→ Data shown
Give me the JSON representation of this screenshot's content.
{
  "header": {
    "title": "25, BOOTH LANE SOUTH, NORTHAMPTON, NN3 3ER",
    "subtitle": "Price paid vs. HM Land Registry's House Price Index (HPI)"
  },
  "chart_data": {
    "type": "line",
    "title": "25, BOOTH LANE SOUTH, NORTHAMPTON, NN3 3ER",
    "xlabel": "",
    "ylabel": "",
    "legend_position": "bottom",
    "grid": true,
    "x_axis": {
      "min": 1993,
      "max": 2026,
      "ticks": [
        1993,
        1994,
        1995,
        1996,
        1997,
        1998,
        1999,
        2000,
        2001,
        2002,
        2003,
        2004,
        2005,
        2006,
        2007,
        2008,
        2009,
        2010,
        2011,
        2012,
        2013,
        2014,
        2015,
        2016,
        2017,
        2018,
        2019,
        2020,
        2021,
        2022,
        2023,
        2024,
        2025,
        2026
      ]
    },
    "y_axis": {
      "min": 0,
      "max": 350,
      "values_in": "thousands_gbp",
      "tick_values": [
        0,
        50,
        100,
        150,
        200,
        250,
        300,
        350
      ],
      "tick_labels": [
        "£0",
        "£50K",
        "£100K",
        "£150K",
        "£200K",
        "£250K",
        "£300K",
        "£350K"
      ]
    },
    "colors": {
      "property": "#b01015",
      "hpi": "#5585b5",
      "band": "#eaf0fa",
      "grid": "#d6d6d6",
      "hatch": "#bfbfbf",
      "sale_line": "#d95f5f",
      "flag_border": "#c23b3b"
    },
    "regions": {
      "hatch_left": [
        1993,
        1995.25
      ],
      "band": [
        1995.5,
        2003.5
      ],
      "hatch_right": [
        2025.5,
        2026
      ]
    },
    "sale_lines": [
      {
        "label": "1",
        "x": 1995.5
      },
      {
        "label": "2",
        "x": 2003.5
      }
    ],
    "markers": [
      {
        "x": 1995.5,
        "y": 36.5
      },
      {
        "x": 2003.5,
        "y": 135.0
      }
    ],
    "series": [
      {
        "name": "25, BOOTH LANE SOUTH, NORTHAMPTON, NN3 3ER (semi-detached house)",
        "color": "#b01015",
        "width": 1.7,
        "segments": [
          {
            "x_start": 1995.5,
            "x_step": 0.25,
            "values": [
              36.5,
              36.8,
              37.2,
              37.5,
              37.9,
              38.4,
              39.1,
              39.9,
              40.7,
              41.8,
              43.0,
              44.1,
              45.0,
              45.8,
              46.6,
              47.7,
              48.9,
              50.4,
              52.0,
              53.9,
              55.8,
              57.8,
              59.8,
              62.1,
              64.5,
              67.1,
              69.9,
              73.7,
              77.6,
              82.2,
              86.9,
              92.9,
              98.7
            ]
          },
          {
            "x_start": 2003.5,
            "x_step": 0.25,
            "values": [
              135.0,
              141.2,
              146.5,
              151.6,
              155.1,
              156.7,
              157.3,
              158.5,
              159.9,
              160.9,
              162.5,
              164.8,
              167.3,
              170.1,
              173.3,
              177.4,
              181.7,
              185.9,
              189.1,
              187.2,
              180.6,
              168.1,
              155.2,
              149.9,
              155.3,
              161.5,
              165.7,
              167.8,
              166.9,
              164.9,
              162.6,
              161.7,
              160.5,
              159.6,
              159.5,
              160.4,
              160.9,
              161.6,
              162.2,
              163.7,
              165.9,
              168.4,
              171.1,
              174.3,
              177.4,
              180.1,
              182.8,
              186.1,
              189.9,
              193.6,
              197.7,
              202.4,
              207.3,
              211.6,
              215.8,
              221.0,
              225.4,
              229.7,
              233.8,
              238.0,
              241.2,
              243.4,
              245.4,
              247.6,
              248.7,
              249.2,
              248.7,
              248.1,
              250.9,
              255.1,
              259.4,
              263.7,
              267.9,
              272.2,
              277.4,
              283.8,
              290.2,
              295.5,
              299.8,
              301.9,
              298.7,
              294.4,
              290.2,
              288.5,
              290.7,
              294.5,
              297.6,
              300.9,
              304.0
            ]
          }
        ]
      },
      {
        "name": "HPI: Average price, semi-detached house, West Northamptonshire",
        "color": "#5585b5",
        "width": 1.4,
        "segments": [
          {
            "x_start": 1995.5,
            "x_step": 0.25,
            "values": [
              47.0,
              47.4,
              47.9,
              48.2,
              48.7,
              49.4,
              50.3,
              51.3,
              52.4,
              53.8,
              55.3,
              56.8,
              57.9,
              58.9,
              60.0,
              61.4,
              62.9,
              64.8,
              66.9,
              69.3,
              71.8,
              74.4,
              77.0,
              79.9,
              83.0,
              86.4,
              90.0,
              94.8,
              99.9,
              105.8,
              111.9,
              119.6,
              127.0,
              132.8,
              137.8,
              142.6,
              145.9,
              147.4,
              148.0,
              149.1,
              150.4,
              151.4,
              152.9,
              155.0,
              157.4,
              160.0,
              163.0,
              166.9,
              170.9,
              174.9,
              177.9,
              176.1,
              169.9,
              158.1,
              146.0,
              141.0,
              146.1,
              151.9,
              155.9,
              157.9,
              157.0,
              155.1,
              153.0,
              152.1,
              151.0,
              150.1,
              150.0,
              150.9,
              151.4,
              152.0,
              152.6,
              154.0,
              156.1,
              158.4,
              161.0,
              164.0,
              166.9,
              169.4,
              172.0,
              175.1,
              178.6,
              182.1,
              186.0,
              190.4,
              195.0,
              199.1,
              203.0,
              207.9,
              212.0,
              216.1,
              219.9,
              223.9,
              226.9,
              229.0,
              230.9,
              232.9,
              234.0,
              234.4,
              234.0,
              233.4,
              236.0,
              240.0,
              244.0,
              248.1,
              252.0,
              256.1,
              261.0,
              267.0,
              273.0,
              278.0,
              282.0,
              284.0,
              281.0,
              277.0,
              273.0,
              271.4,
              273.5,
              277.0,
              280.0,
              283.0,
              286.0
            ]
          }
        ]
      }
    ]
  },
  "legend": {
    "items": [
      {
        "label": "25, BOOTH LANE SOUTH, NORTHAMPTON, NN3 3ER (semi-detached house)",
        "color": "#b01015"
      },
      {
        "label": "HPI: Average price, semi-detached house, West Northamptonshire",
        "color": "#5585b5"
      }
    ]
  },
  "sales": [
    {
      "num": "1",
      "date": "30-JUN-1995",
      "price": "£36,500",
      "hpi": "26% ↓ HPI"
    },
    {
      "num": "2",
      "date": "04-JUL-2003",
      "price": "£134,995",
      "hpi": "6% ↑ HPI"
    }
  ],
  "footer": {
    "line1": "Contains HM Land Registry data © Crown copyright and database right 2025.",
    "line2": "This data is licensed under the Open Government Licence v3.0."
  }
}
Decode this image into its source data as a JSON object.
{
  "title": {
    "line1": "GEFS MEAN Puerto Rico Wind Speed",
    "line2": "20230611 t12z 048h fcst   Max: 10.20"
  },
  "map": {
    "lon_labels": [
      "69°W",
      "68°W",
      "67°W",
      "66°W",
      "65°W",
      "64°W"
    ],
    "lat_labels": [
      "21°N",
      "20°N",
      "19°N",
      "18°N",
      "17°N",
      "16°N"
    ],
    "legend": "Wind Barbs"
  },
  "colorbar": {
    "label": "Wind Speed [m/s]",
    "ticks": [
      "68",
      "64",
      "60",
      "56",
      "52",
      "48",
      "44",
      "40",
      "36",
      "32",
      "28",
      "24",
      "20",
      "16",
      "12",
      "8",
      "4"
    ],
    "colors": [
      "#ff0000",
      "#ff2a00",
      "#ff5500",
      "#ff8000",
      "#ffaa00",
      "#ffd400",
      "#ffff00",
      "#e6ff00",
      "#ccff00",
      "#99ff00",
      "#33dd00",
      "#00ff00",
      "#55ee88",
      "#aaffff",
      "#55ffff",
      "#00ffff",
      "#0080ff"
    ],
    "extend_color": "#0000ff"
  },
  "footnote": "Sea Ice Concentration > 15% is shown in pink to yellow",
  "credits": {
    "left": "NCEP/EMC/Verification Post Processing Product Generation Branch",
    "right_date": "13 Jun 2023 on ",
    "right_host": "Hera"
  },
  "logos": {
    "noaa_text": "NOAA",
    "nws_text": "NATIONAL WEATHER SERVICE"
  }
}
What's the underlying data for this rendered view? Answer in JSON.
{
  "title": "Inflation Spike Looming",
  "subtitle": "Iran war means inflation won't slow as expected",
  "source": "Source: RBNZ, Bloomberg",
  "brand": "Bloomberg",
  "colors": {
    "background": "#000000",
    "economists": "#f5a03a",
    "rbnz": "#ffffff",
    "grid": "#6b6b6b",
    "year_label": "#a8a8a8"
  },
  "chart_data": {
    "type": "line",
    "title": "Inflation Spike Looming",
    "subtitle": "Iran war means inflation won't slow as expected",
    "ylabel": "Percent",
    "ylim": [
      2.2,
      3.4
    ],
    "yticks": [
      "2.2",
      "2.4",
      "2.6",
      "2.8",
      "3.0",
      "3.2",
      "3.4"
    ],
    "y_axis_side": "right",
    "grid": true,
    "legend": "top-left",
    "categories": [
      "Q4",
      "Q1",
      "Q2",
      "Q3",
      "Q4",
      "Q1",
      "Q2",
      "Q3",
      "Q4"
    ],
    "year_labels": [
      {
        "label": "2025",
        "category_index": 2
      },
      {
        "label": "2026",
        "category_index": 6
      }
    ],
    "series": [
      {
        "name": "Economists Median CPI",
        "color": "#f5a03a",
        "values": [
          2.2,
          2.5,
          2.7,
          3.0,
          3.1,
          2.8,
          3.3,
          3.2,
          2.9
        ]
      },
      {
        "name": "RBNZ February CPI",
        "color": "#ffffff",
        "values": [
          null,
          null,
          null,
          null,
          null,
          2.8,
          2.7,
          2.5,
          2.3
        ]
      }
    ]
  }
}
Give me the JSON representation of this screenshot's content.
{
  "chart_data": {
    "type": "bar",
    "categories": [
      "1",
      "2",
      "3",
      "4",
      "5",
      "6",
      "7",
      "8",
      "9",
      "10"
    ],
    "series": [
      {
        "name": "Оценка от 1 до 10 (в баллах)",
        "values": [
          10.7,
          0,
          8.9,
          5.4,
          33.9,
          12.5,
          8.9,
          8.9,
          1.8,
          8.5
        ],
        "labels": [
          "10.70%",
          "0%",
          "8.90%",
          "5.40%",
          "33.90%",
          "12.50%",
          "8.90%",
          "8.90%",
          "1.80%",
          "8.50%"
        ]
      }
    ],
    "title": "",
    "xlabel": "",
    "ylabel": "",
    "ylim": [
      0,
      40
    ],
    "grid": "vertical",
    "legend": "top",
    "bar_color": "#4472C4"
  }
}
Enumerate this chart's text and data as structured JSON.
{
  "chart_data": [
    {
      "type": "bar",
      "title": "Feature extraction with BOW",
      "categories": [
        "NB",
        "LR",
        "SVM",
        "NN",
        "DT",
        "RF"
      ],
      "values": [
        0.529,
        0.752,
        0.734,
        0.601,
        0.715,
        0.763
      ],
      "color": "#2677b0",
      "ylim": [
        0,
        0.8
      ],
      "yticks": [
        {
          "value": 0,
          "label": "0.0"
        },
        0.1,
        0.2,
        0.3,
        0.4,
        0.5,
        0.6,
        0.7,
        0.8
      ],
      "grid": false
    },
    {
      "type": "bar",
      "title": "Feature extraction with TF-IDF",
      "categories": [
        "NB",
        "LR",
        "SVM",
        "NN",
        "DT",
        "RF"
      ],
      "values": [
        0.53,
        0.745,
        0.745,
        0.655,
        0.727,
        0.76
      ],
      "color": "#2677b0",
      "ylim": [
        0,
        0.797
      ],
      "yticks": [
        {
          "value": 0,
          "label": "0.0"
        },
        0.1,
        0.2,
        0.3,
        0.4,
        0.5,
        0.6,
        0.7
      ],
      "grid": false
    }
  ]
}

→ Instructions for the task
From the data above, gather every line that includes the word "JSON".

→ Written response
Give me the JSON representation of this screenshot's content.
Decode this image into its source data as a JSON object.
What's the underlying data for this rendered view? Answer in JSON.
Give me the JSON representation of this screenshot's content.
Enumerate this chart's text and data as structured JSON.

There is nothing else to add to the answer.